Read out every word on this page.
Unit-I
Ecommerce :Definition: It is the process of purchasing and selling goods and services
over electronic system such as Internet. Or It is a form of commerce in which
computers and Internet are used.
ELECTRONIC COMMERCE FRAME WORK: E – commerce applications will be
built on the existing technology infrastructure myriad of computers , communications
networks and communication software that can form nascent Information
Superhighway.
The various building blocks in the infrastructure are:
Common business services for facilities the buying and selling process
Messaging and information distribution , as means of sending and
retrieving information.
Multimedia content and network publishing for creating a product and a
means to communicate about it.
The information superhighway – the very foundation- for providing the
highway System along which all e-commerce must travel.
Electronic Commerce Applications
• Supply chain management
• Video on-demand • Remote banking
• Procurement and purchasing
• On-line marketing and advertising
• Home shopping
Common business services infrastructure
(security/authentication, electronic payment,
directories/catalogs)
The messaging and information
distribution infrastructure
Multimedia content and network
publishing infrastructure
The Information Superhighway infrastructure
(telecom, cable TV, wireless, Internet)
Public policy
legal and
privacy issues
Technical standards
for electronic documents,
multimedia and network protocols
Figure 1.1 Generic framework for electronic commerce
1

================

◆ Instructions to follow ◆
Faithfully reproduce all of the records, character for character.

◆ Written answer ◆
Read out every word on this page.
Unit-I
Ecommerce :Definition: It is the process of purchasing and selling goods and services
over electronic system such as Internet. Or It is a form of commerce in which
computers and Internet are used.
ELECTRONIC COMMERCE FRAME WORK: E – commerce applications will be
built on the existing technology infrastructure myriad of computers , communications
networks and communication software that can form nascent Information
Superhighway.
The various building blocks in the infrastructure are:
Common business services for facilities the buying and selling process
Messaging and information distribution , as means of sending and
retrieving information.
Multimedia content and network publishing for creating a product and a
means to communicate about it.
The information superhighway – the very foundation- for providing the
highway System along which all e-commerce must travel.
Electronic Commerce Applications
• Supply chain management
• Video on-demand • Remote banking
• Procurement and purchasing
• On-line marketing and advertising
• Home shopping
Common business services infrastructure
(security/authentication, electronic payment,
directories/catalogs)
The messaging and information
distribution infrastructure
Multimedia content and network
publishing infrastructure
The Information Superhighway infrastructure
(telecom, cable TV, wireless, Internet)
Public policy
legal and
privacy issues
Technical standards
for electronic documents,
multimedia and network protocols
Figure 1.1 Generic framework for electronic commerce
1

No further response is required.